WORK TO COMPLETE ->
In full and without alteration, give the listing again.

────────────────

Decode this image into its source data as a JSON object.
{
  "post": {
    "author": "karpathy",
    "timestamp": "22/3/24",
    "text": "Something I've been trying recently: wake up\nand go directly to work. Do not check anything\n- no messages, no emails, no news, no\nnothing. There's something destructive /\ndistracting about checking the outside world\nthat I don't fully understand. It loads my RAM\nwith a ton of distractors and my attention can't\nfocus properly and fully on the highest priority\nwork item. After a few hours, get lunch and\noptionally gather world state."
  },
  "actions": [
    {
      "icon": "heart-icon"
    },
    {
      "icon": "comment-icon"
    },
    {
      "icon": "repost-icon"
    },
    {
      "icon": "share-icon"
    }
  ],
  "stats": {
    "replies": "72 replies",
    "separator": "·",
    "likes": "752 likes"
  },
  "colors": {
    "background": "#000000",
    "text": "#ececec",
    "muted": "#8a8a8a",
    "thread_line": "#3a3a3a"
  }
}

────────────────

ANSWER TO THIS PROBLEM ->
Decode this image into its source data as a JSON object.
{
  "post": {
    "author": "karpathy",
    "timestamp": "22/3/24",
    "text": "Something I've been trying recently: wake up\nand go directly to work. Do not check anything\n- no messages, no emails, no news, no\nnothing. There's something destructive /\ndistracting about checking the outside world\nthat I don't fully understand. It loads my RAM\nwith a ton of distractors and my attention can't\nfocus properly and fully on the highest priority\nwork item. After a few hours, get lunch and\noptionally gather world state."
  },
  "actions": [
    {
      "icon": "heart-icon"
    },
    {
      "icon": "comment-icon"
    },
    {
      "icon": "repost-icon"
    },
    {
      "icon": "share-icon"
    }
  ],
  "stats": {
    "replies": "72 replies",
    "separator": "·",
    "likes": "752 likes"
  },
  "colors": {
    "background": "#000000",
    "text": "#ececec",
    "muted": "#8a8a8a",
    "thread_line": "#3a3a3a"
  }
}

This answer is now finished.